> [WHAT THE TASK REQUIRES]: Tell me how many lines hold "JSON", please, using only the number.
--- START OF RECORD SET ---
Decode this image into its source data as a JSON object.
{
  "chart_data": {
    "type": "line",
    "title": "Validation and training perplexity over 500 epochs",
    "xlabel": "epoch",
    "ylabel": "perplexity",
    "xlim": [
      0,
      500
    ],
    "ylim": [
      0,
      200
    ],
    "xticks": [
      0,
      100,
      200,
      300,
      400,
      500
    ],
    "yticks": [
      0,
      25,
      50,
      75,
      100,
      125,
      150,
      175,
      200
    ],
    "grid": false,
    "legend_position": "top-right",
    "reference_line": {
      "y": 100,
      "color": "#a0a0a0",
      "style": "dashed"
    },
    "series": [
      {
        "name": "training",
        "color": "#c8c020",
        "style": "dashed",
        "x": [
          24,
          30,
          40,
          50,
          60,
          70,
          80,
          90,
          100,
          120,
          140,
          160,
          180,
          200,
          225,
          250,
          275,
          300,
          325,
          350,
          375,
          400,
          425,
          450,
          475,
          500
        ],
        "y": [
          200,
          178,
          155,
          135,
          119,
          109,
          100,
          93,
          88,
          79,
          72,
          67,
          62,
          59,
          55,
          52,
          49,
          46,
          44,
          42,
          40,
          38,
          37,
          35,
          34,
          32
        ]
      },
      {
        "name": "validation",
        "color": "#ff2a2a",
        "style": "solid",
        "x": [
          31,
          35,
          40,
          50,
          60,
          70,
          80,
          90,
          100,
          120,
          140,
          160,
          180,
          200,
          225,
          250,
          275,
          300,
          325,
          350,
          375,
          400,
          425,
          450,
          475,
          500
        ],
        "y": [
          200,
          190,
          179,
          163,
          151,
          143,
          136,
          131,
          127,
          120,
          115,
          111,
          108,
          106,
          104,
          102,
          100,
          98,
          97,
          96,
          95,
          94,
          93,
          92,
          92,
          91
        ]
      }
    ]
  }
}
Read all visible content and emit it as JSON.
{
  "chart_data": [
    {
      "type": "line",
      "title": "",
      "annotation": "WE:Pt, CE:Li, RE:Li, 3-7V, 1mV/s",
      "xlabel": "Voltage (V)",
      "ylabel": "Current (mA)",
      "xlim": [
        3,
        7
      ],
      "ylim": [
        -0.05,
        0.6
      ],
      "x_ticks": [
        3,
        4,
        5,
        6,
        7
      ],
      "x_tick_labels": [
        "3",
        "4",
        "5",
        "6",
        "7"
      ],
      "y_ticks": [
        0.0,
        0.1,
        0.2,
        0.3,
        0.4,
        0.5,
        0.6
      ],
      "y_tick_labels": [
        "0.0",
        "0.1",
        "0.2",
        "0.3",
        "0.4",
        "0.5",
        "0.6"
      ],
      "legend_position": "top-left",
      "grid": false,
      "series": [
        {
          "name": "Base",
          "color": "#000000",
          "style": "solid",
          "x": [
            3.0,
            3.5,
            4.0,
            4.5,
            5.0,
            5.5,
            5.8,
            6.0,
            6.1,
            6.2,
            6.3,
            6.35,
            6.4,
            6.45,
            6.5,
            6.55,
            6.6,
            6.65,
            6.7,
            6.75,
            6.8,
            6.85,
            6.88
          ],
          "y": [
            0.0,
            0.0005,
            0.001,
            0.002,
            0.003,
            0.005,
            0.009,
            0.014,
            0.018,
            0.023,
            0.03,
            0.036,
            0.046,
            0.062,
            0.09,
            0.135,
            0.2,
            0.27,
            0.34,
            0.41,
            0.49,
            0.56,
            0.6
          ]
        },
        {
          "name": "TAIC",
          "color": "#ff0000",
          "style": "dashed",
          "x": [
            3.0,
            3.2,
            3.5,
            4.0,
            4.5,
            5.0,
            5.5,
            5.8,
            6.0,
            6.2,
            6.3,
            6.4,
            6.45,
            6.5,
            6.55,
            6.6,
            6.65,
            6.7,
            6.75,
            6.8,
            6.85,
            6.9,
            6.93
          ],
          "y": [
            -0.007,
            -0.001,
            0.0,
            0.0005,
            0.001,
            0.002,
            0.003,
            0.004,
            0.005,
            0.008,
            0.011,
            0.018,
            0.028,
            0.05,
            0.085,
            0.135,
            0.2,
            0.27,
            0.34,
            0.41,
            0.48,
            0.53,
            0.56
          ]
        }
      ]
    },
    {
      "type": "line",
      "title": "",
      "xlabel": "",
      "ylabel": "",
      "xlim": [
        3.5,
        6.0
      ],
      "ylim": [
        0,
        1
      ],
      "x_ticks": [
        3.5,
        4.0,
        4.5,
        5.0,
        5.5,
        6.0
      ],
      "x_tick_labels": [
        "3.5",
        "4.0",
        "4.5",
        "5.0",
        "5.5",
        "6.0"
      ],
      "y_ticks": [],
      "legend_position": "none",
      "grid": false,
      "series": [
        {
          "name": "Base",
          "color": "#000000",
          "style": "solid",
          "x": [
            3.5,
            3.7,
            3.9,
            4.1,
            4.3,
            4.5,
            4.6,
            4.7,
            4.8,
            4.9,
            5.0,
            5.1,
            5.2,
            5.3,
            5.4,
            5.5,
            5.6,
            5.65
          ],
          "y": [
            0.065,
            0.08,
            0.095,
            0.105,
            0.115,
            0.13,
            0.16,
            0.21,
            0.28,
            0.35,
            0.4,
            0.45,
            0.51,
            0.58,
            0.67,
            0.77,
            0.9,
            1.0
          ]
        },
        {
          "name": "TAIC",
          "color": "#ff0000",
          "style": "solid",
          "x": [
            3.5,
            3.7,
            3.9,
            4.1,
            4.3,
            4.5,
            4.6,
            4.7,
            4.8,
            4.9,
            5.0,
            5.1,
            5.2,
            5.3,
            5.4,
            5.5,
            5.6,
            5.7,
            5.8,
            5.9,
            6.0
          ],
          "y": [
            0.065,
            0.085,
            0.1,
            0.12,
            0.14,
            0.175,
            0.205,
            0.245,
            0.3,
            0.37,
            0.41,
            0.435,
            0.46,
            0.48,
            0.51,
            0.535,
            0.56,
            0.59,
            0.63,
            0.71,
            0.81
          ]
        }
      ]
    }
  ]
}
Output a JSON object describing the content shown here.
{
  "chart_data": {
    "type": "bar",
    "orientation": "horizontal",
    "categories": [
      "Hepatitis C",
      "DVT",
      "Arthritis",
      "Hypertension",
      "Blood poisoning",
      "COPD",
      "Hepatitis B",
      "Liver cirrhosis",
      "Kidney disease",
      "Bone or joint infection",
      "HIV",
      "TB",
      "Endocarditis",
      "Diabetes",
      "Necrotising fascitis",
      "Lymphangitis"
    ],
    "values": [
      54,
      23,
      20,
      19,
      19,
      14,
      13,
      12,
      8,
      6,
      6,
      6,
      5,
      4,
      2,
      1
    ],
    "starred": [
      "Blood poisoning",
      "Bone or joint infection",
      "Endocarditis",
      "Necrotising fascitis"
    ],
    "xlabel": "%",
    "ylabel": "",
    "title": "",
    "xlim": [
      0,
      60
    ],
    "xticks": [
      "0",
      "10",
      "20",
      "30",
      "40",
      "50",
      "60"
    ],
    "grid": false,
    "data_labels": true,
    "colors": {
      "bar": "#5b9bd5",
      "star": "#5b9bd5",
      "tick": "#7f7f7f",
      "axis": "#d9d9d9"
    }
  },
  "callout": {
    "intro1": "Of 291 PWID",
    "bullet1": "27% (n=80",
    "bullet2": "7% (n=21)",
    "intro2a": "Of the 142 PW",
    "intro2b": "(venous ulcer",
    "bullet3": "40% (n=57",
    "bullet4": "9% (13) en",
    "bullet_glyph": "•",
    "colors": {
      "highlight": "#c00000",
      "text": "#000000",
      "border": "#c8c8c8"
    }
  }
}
--- END OF RECORD SET ---
> [REPLY TO THE TASK]: 3